REQUIRED WORK: Please determine how many lines of the material include the word "JSON", and respond with nothing but that number.

PROVIDED RECORDS:

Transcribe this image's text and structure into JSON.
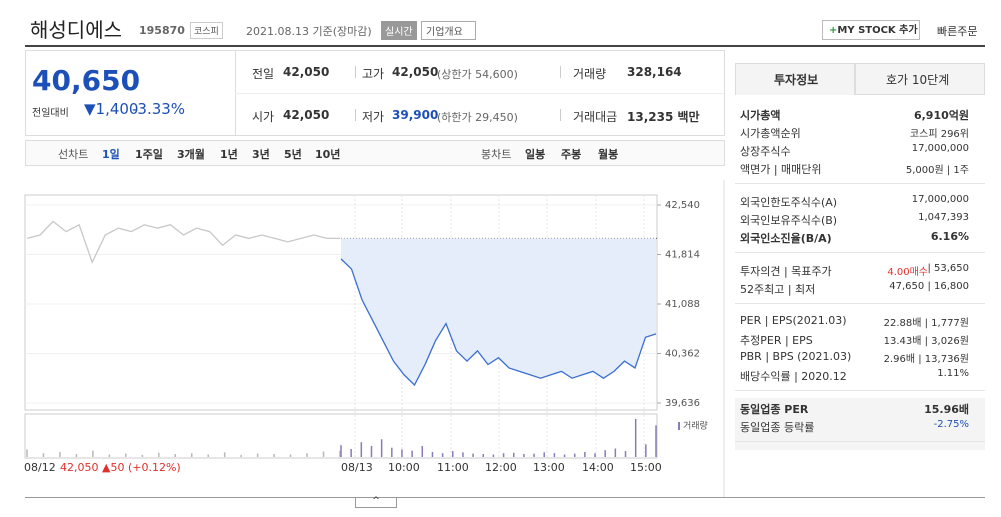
{
  "header": {
    "title": "해성디에스",
    "code": "195870",
    "market": "코스피",
    "date": "2021.08.13 기준(장마감)",
    "realtime": "실시간",
    "overview": "기업개요",
    "mystock": "MY STOCK 추가",
    "quick_order": "빠른주문"
  },
  "quote": {
    "price": "40,650",
    "change_label": "전일대비",
    "change": "▼1,400",
    "change_rate": "-3.33%"
  },
  "table": {
    "rows": [
      [
        {
          "label": "전일",
          "value": "42,050"
        },
        {
          "label": "고가",
          "value": "42,050",
          "note": "(상한가 54,600)"
        },
        {
          "label": "거래량",
          "value": "328,164"
        }
      ],
      [
        {
          "label": "시가",
          "value": "42,050"
        },
        {
          "label": "저가",
          "value": "39,900",
          "note": "(하한가 29,450)"
        },
        {
          "label": "거래대금",
          "value": "13,235 백만"
        }
      ]
    ]
  },
  "tabs": {
    "line_chart": "선차트",
    "periods": [
      "1일",
      "1주일",
      "3개월",
      "1년",
      "3년",
      "5년",
      "10년"
    ],
    "candle_chart": "봉차트",
    "candles": [
      "일봉",
      "주봉",
      "월봉"
    ]
  },
  "chart_data": {
    "type": "line",
    "ylim": [
      39636,
      42540
    ],
    "yticks": [
      {
        "value": 42540,
        "label": "42,540"
      },
      {
        "value": 41814,
        "label": "41,814"
      },
      {
        "value": 41088,
        "label": "41,088"
      },
      {
        "value": 40362,
        "label": "40,362"
      },
      {
        "value": 39636,
        "label": "39,636"
      }
    ],
    "reference": 42050,
    "x_labels": [
      "08/12",
      "08/13",
      "10:00",
      "11:00",
      "12:00",
      "13:00",
      "14:00",
      "15:00"
    ],
    "prev_summary": "42,050 ▲50 (+0.12%)",
    "volume_label": "거래량",
    "series": [
      {
        "name": "08/12",
        "color": "#c8c8c8",
        "values": [
          42050,
          42100,
          42300,
          42150,
          42250,
          41700,
          42100,
          42200,
          42150,
          42250,
          42200,
          42250,
          42100,
          42200,
          42150,
          41950,
          42100,
          42050,
          42100,
          42050,
          42000,
          42050,
          42100,
          42050,
          42050
        ]
      },
      {
        "name": "08/13",
        "color": "#3b6fd0",
        "values": [
          41750,
          41600,
          41150,
          40850,
          40550,
          40250,
          40050,
          39900,
          40200,
          40550,
          40800,
          40400,
          40250,
          40400,
          40200,
          40300,
          40150,
          40100,
          40050,
          40000,
          40050,
          40100,
          40000,
          40050,
          40100,
          40000,
          40100,
          40250,
          40150,
          40600,
          40650
        ]
      }
    ],
    "volume": [
      {
        "color": "#b8b8b8",
        "values": [
          1800,
          900,
          1200,
          700,
          1500,
          600,
          800,
          500,
          1000,
          700,
          900,
          600,
          1100,
          500,
          800,
          700,
          600,
          900,
          1300,
          1500
        ]
      },
      {
        "color": "#8a7ab8",
        "values": [
          2800,
          1900,
          3500,
          2600,
          4200,
          2200,
          1800,
          1500,
          2600,
          1200,
          900,
          1400,
          1100,
          800,
          700,
          600,
          900,
          1000,
          700,
          800,
          1100,
          900,
          600,
          800,
          1200,
          900,
          1600,
          2000,
          1400,
          9000,
          3000,
          7500
        ]
      }
    ]
  },
  "side": {
    "tabs": [
      "투자정보",
      "호가 10단계"
    ],
    "groups": [
      [
        {
          "label": "시가총액",
          "value": "6,910억원"
        },
        {
          "label": "시가총액순위",
          "value": "코스피 296위"
        },
        {
          "label": "상장주식수",
          "value": "17,000,000"
        },
        {
          "label": "액면가 | 매매단위",
          "value": "5,000원 | 1주"
        }
      ],
      [
        {
          "label": "외국인한도주식수(A)",
          "value": "17,000,000"
        },
        {
          "label": "외국인보유주식수(B)",
          "value": "1,047,393"
        },
        {
          "label": "외국인소진율(B/A)",
          "value": "6.16%"
        }
      ],
      [
        {
          "label": "투자의견 | 목표주가",
          "value": "4.00매수",
          "value2": "| 53,650"
        },
        {
          "label": "52주최고 | 최저",
          "value": "47,650 | 16,800"
        }
      ],
      [
        {
          "label": "PER | EPS(2021.03)",
          "value": "22.88배 | 1,777원"
        },
        {
          "label": "추정PER | EPS",
          "value": "13.43배 | 3,026원"
        },
        {
          "label": "PBR | BPS (2021.03)",
          "value": "2.96배 | 13,736원"
        },
        {
          "label": "배당수익률 | 2020.12",
          "value": "1.11%"
        }
      ],
      [
        {
          "label": "동일업종 PER",
          "value": "15.96배"
        },
        {
          "label": "동일업종 등락률",
          "value": "-2.75%"
        }
      ]
    ]
  }
}
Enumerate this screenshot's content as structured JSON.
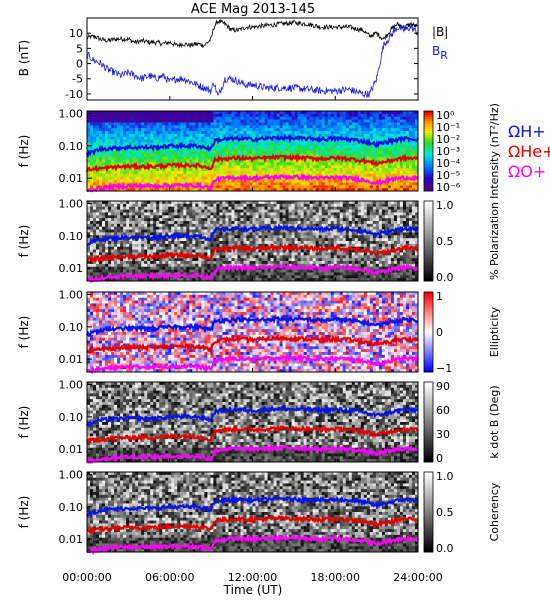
{
  "title": "ACE Mag 2013-145",
  "colors": {
    "B_total": "#000000",
    "B_R": "#1a1ae6",
    "omega_H": "#0a14e6",
    "omega_He": "#e60000",
    "omega_O": "#ff00ff"
  },
  "legend": {
    "top": [
      "|B|",
      "B_R"
    ],
    "gyro": [
      "ΩH+",
      "ΩHe+",
      "ΩO+"
    ]
  },
  "x_axis": {
    "label": "Time (UT)",
    "ticks": [
      "00:00:00",
      "06:00:00",
      "12:00:00",
      "18:00:00",
      "24:00:00"
    ],
    "range_hours": [
      0,
      24
    ]
  },
  "chart_data": [
    {
      "type": "line",
      "panel": "B",
      "ylabel": "B (nT)",
      "ylim": [
        -12,
        15
      ],
      "yticks": [
        "10",
        "5",
        "0",
        "-5",
        "-10"
      ],
      "ytick_values": [
        10,
        5,
        0,
        -5,
        -10
      ],
      "series": [
        {
          "name": "|B|",
          "x": [
            0,
            0.5,
            1,
            1.5,
            2,
            2.5,
            3,
            3.5,
            4,
            4.5,
            5,
            5.5,
            6,
            6.5,
            7,
            7.5,
            8,
            8.5,
            9,
            9.2,
            9.5,
            10,
            10.5,
            11,
            11.5,
            12,
            13,
            14,
            15,
            16,
            17,
            18,
            19,
            20,
            20.5,
            21,
            21.5,
            22,
            22.5,
            23,
            23.5,
            24
          ],
          "y": [
            8.5,
            9,
            8,
            7.5,
            8,
            8.2,
            8,
            7,
            7.5,
            7,
            7,
            6.5,
            7,
            6,
            6.5,
            6,
            6.5,
            6,
            8,
            12,
            14,
            13,
            11,
            11,
            12,
            12,
            12.5,
            13,
            13.5,
            13,
            12,
            12,
            12,
            11,
            9,
            10,
            8,
            11,
            13,
            12,
            13,
            12
          ]
        },
        {
          "name": "B_R",
          "x": [
            0,
            0.5,
            1,
            1.5,
            2,
            2.5,
            3,
            3.5,
            4,
            4.5,
            5,
            5.5,
            6,
            6.5,
            7,
            7.5,
            8,
            8.5,
            9,
            9.2,
            9.5,
            10,
            10.5,
            11,
            11.5,
            12,
            13,
            14,
            15,
            16,
            17,
            18,
            19,
            20,
            20.5,
            21,
            21.5,
            22,
            22.5,
            23,
            23.5,
            24
          ],
          "y": [
            3,
            1,
            0,
            -2,
            -3,
            -4,
            -3,
            -4,
            -5,
            -4,
            -5,
            -4,
            -6,
            -5,
            -5,
            -6,
            -7,
            -8,
            -9,
            -6,
            -11,
            -5,
            -5,
            -6,
            -7,
            -7,
            -8,
            -8,
            -8,
            -8.5,
            -9,
            -9,
            -8.5,
            -10,
            -10,
            -5,
            6,
            9,
            12,
            11,
            12,
            10
          ]
        }
      ]
    },
    {
      "type": "heatmap",
      "panel": "intensity",
      "ylabel": "f (Hz)",
      "yscale": "log",
      "ylim": [
        0.004,
        1.2
      ],
      "yticks": [
        "1.00",
        "0.10",
        "0.01"
      ],
      "ytick_values": [
        1,
        0.1,
        0.01
      ],
      "colorbar": {
        "label": "Intensity (nT²/Hz)",
        "ticks": [
          "10⁰",
          "10⁻¹",
          "10⁻²",
          "10⁻³",
          "10⁻⁴",
          "10⁻⁵",
          "10⁻⁶"
        ],
        "scale": "rainbow"
      }
    },
    {
      "type": "heatmap",
      "panel": "polarization",
      "ylabel": "f (Hz)",
      "yscale": "log",
      "ylim": [
        0.004,
        1.2
      ],
      "yticks": [
        "1.00",
        "0.10",
        "0.01"
      ],
      "ytick_values": [
        1,
        0.1,
        0.01
      ],
      "colorbar": {
        "label": "% Polarization",
        "ticks": [
          "1.0",
          "0.5",
          "0.0"
        ],
        "scale": "gray"
      }
    },
    {
      "type": "heatmap",
      "panel": "ellipticity",
      "ylabel": "f (Hz)",
      "yscale": "log",
      "ylim": [
        0.004,
        1.2
      ],
      "yticks": [
        "1.00",
        "0.10",
        "0.01"
      ],
      "ytick_values": [
        1,
        0.1,
        0.01
      ],
      "colorbar": {
        "label": "Ellipticity",
        "ticks": [
          "1",
          "0",
          "−1"
        ],
        "scale": "bwr"
      }
    },
    {
      "type": "heatmap",
      "panel": "kdotb",
      "ylabel": "f (Hz)",
      "yscale": "log",
      "ylim": [
        0.004,
        1.2
      ],
      "yticks": [
        "1.00",
        "0.10",
        "0.01"
      ],
      "ytick_values": [
        1,
        0.1,
        0.01
      ],
      "colorbar": {
        "label": "k dot B (Deg)",
        "ticks": [
          "90",
          "60",
          "30",
          "0"
        ],
        "scale": "gray"
      }
    },
    {
      "type": "heatmap",
      "panel": "coherency",
      "ylabel": "f (Hz)",
      "yscale": "log",
      "ylim": [
        0.004,
        1.2
      ],
      "yticks": [
        "1.00",
        "0.10",
        "0.01"
      ],
      "ytick_values": [
        1,
        0.1,
        0.01
      ],
      "colorbar": {
        "label": "Coherency",
        "ticks": [
          "1.0",
          "0.5",
          "0.0"
        ],
        "scale": "gray"
      }
    }
  ],
  "gyrofrequency": {
    "x": [
      0,
      1,
      2,
      3,
      4,
      5,
      6,
      7,
      8,
      9,
      9.3,
      10,
      11,
      12,
      13,
      14,
      15,
      16,
      17,
      18,
      19,
      20,
      21,
      22,
      23,
      24
    ],
    "H+": [
      0.055,
      0.08,
      0.085,
      0.09,
      0.09,
      0.09,
      0.1,
      0.1,
      0.1,
      0.08,
      0.15,
      0.16,
      0.17,
      0.16,
      0.17,
      0.18,
      0.17,
      0.17,
      0.16,
      0.17,
      0.16,
      0.14,
      0.11,
      0.14,
      0.17,
      0.16
    ],
    "He+": [
      0.018,
      0.02,
      0.022,
      0.023,
      0.023,
      0.023,
      0.025,
      0.025,
      0.025,
      0.02,
      0.038,
      0.04,
      0.042,
      0.04,
      0.042,
      0.045,
      0.043,
      0.042,
      0.04,
      0.042,
      0.04,
      0.035,
      0.028,
      0.035,
      0.042,
      0.04
    ],
    "O+": [
      0.004,
      0.005,
      0.0055,
      0.0058,
      0.0058,
      0.0058,
      0.006,
      0.006,
      0.006,
      0.005,
      0.009,
      0.01,
      0.0105,
      0.01,
      0.0105,
      0.011,
      0.011,
      0.0105,
      0.01,
      0.0105,
      0.01,
      0.009,
      0.007,
      0.009,
      0.0105,
      0.01
    ]
  }
}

COMPLETE ANSWER: 2